Some records
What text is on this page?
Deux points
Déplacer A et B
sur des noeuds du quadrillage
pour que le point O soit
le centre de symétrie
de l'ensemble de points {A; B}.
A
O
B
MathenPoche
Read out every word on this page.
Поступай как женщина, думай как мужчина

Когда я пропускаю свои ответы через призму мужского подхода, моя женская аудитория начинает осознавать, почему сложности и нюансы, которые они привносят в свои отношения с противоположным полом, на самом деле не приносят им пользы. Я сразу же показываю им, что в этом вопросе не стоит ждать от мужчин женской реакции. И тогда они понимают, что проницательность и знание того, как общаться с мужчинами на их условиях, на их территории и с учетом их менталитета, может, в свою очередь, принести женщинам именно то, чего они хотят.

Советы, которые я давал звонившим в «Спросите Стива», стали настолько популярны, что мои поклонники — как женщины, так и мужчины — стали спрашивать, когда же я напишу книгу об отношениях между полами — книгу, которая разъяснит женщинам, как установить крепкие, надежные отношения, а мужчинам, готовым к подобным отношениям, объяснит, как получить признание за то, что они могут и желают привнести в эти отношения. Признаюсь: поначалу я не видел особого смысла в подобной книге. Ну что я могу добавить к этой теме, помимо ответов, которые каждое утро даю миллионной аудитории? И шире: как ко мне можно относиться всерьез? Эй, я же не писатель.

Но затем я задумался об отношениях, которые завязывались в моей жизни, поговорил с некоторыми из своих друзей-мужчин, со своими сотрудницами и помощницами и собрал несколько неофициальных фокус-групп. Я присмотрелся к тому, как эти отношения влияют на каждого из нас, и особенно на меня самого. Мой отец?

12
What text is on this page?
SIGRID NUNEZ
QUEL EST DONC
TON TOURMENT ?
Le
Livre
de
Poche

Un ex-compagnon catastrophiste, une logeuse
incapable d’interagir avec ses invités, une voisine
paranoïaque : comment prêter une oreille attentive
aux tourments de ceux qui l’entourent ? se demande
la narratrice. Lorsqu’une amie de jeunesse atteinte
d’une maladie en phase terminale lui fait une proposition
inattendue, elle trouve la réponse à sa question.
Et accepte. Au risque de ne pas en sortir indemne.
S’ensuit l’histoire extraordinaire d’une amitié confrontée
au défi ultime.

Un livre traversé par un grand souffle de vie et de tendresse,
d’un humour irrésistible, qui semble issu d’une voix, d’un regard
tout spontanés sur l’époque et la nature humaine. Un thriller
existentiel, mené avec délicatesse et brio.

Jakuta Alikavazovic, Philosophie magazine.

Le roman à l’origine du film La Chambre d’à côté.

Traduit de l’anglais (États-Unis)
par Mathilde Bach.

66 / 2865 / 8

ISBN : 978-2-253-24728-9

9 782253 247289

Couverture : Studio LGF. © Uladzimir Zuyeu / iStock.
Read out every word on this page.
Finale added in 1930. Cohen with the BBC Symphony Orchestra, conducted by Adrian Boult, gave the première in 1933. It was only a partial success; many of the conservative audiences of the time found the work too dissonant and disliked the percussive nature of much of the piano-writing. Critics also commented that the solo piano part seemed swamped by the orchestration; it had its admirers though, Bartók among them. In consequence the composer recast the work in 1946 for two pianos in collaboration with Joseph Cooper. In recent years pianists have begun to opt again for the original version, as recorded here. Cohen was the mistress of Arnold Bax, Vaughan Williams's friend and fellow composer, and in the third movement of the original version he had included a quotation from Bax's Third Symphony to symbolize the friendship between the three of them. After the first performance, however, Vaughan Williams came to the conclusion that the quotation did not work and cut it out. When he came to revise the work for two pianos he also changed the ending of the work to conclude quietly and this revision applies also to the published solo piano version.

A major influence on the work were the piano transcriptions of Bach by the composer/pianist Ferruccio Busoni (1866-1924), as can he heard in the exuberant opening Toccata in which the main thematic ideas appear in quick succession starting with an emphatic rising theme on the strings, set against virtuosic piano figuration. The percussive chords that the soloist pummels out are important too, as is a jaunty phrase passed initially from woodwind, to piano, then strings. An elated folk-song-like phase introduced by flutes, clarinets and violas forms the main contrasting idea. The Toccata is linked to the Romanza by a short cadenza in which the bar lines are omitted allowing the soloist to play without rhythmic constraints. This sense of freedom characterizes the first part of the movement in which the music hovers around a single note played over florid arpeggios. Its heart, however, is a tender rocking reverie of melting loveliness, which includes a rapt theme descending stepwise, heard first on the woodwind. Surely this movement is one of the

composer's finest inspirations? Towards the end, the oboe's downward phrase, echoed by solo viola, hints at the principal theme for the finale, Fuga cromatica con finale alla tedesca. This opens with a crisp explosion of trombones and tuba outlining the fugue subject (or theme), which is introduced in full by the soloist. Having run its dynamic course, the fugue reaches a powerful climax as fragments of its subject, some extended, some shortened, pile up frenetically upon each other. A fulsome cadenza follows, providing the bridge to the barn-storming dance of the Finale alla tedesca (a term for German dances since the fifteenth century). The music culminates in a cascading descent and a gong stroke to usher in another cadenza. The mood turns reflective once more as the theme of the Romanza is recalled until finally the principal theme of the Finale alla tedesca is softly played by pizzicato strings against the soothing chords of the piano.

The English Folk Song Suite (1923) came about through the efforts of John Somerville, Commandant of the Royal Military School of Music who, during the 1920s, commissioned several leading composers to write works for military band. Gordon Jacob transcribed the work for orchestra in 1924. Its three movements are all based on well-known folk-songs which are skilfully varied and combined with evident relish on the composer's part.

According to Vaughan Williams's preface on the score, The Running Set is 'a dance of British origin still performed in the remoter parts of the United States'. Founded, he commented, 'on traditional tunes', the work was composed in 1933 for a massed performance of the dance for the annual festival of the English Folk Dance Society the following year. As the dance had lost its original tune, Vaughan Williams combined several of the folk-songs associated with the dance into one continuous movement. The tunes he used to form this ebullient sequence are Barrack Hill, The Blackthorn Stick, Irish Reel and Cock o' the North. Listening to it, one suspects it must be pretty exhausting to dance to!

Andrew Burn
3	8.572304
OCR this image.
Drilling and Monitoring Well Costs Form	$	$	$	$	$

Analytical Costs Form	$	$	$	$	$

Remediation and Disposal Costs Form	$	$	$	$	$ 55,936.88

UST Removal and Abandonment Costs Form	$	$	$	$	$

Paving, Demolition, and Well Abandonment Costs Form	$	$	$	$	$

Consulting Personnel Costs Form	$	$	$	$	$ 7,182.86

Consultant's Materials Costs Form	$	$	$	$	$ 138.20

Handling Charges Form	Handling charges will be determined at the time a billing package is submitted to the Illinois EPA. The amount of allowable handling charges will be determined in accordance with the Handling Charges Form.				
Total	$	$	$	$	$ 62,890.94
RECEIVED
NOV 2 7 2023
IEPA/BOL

» **WRITTEN EXERCISE**
Count the lines of the material that include the word "Abandonment", then report only the total.

» **RESULT FOR THIS TASK**
2